(Text passage Opens)

Diagnosis/testing. Diagnosis is based on clinical findings and molecular genetic testing of B3GALTL, the only gene known to be associated with Peters plus syndrome. Most affected individuals tested to date are homozygous for a hot spot splice mutation in intron 8 (c.660+1G>A).
Management. Treatment of manifestations: consideration of corneal transplantation (penetrating keratoplasty) for severe bilateral corneal opacification prior to age three to six months to prevent amblyopia; consideration of simple separation of iridocorneal adhesions in mild cases; management of amblyopia by a pediatric ophthalmologist; surgical/medical intervention for glaucoma as needed; developmental/educational interventions as needed. Surveillance: assessment by a pediatric ophthalmologist every three months or as indicated to monitor for glaucoma and amblyopia; regular developmental assessments. Agents/circumstances to avoid: agents that increase risk of glaucoma (e.g., corticosteroids).
Genetic counseling. Peters plus syndrome is inherited in an autosomal recessive manner. The parents of an affected child are obligate heterozygotes and thus carry one mutant allele. Heterozygotes (carriers) are asymptomatic. At conception, each sib of an affected individual has a 25% chance of being affected, a 50% chance of being an asymptomatic carrier, and a 25% chance of being unaffected and not a carrier. There is an increased chance for miscarriages and second- and third-trimester fetal loss of homozygously affected fetuses. Carrier testing for at-risk family members and prenatal diagnosis for pregnancies at increased risk are possible if the disease-causing mutations in the family are known.
Formal diagnostic criteria for Peters plus syndrome have not been proposed. A clinical diagnosis of Peters plus syndrome is based on the presence of the following:
Anterior chamber anomalies of the eye
Disproportionate short stature
Characteristic facial features
Cleft lip/palate
Variable psychomotor delay
GeneReviews designates a molecular genetic test as clinically available only if the test is listed in the GeneTests Laboratory Directory by either a US CLIA-licensed laboratory or a non-US clinical laboratory. GeneTests does not verify laboratory-submitted information or warrant any aspect of a laboratory's licensure or performance. Clinicians must communicate directly with the laboratories to verify information.—ED.
Gene. B3GALTL is the only gene known to be associated with Peters plus syndrome.
Clinical testing
Sequence analysis. Most affected individuals tested to date are homozygous for a hot spot splice mutation in intron 8 (c.660+1G>A) [Lesnik Oberstein et al 2006].

(Text passage Closes)

§ Task requirements:
A. List the findings that the Peters plus syndrome passage says a clinical diagnosis is based on.
B. Continue the Peters plus syndrome passage, starting after its last sentence.

(Given records Opens)

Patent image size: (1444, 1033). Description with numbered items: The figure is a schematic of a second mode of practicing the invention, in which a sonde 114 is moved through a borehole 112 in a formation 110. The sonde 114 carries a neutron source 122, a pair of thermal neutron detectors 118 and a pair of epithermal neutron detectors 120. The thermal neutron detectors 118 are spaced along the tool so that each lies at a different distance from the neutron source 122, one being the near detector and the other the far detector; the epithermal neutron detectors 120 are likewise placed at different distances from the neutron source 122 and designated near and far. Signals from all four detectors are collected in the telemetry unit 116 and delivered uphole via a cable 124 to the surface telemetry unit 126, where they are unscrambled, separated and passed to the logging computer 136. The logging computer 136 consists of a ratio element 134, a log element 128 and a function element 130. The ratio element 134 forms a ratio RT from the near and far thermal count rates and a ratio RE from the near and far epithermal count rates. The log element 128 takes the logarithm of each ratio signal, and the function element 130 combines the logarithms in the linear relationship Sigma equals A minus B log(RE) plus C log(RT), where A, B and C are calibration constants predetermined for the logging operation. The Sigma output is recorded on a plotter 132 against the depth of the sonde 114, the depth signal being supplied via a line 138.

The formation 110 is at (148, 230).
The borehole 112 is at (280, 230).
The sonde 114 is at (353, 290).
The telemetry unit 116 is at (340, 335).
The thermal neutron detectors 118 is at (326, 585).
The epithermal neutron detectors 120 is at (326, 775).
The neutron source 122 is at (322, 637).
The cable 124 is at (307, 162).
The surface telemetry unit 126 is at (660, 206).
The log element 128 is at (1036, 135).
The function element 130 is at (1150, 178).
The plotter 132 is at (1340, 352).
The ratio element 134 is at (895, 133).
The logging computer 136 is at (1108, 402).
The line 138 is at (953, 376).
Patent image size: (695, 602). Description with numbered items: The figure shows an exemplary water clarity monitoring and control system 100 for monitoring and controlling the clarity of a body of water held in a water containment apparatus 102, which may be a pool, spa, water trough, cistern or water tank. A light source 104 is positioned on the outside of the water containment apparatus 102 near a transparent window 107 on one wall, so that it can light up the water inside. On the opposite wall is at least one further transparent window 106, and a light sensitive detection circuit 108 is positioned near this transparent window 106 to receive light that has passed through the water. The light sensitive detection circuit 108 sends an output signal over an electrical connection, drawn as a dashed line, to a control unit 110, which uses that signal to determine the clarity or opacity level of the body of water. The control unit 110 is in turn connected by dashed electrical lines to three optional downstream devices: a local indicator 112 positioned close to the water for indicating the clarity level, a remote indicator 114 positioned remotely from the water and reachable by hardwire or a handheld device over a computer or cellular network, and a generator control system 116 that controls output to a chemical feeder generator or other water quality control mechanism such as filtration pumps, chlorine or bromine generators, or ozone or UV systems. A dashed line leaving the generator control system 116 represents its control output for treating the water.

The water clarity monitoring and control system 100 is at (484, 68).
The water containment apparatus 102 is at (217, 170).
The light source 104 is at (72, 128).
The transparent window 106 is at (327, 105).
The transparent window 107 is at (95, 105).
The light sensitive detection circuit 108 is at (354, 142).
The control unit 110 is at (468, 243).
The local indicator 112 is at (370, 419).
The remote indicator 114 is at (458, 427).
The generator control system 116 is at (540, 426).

(Given records Closes)

§ Results in order:
A.
Anterior chamber anomalies of the eye
Disproportionate short stature
Characteristic facial features
Cleft lip/palate
Variable psychomotor delay

B.
Sequence analysis should begin with a screen for the common c.660+1G>A mutation, followed by analysis of the remainder of the coding sequence of B3GALTL.
When testing identifies an affected individual as an apparent homozygote, the result should be confirmed by testing the parents. This excludes the possibility of a deleted allele. If both parents are not confirmed as heterozygous carriers, the affected individual should be tested by deletion/duplication analysis.
Deletion/duplication analysis can detect large deletions, such as those described in two brothers with Peters plus syndrome [Lesnik Oberstein et al 2006].
Table 1 summarizes molecular genetic testing for this disorder.
Test Method | Mutations Detected | Mutation Detection Frequency 1 | Test Availability |
---|---|---|---|
Sequence analysis | Sequence variants in B3GALTL | 27% (9/26) 2 | Clinical |
100% (20/20) 3 | |||
Deletion/duplication analysis | Partial- and whole-gene deletions 4 | 2/20 5 |
2. As identified by the Laboratory of Diagnostic Genome Analysis, Leiden, The Netherlands. Note: This is a clinically heterogeneous group.
3. As identified by Lesnik Oberstein et al [2006]. This cohort is clinically well described.
4. Testing that detects deletions/duplications not readily detectable by sequence analysis of genomic DNA; a variety of methods including quantitative PCR, real-time PCR, multiplex ligation-dependent probe amplification (MLPA), or array CGH (see ) may be used.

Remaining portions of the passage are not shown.